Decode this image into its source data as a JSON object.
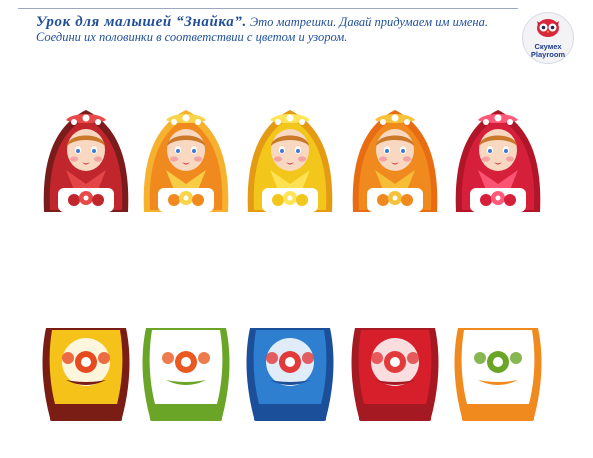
{
  "header": {
    "title_bold": "Урок  для  малышей  “Знайка”.",
    "title_rest": "  Это  матрешки.  Давай  придумаем  им  имена.",
    "subtitle": "Соедини их половинки в соответствии с цветом и узором."
  },
  "logo": {
    "name": "logo-owl-icon",
    "line1": "Скумех",
    "line2": "Playroom"
  },
  "top_halves": [
    {
      "name": "doll-top-1",
      "scarf": "#c0262b",
      "scarf_dark": "#7a1b1c",
      "accent": "#e84a4a"
    },
    {
      "name": "doll-top-2",
      "scarf": "#f08a1e",
      "scarf_dark": "#f6b12e",
      "accent": "#f8d44a"
    },
    {
      "name": "doll-top-3",
      "scarf": "#f2c61b",
      "scarf_dark": "#e49a12",
      "accent": "#ffe45a"
    },
    {
      "name": "doll-top-4",
      "scarf": "#f08a1e",
      "scarf_dark": "#e86c12",
      "accent": "#f6c23a"
    },
    {
      "name": "doll-top-5",
      "scarf": "#d61f3a",
      "scarf_dark": "#b01528",
      "accent": "#ff5a7a"
    }
  ],
  "bottom_halves": [
    {
      "name": "doll-bottom-1",
      "body": "#f4c218",
      "base": "#7a1d14",
      "flower": "#e64a1e"
    },
    {
      "name": "doll-bottom-2",
      "body": "#ffffff",
      "base": "#6aa527",
      "flower": "#e85a22"
    },
    {
      "name": "doll-bottom-3",
      "body": "#2f7fd1",
      "base": "#1b4f9a",
      "flower": "#e23a3a"
    },
    {
      "name": "doll-bottom-4",
      "body": "#d61f2a",
      "base": "#a51a22",
      "flower": "#e23a3a"
    },
    {
      "name": "doll-bottom-5",
      "body": "#ffffff",
      "base": "#f08a1e",
      "flower": "#6aa527"
    }
  ]
}
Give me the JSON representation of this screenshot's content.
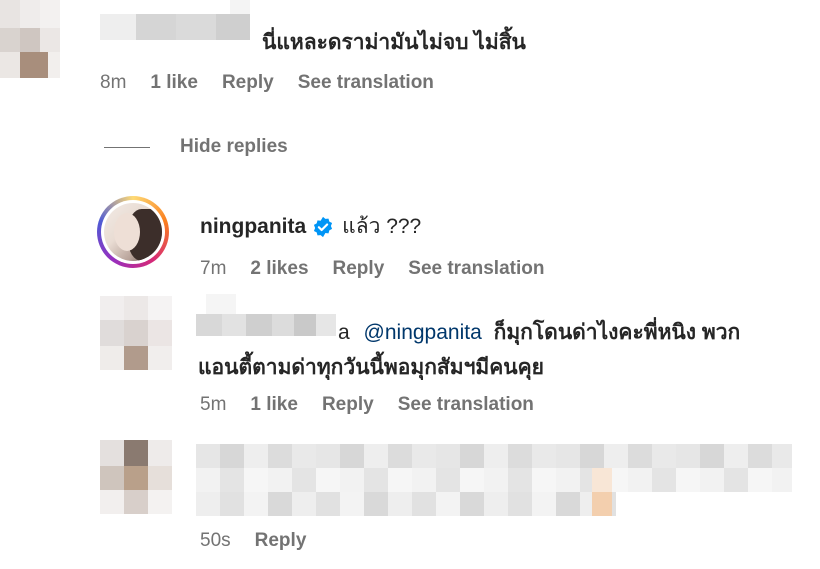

####

Pick out and copy the lines of the entries that hold the string "doll".

- **Task answer**:
      "name": "doll-top-1",
      "name": "doll-top-2",
      "name": "doll-top-3",
      "name": "doll-top-4",
      "name": "doll-top-5",
      "name": "doll-bottom-1",
      "name": "doll-bottom-2",
      "name": "doll-bottom-3",
      "name": "doll-bottom-4",
      "name": "doll-bottom-5",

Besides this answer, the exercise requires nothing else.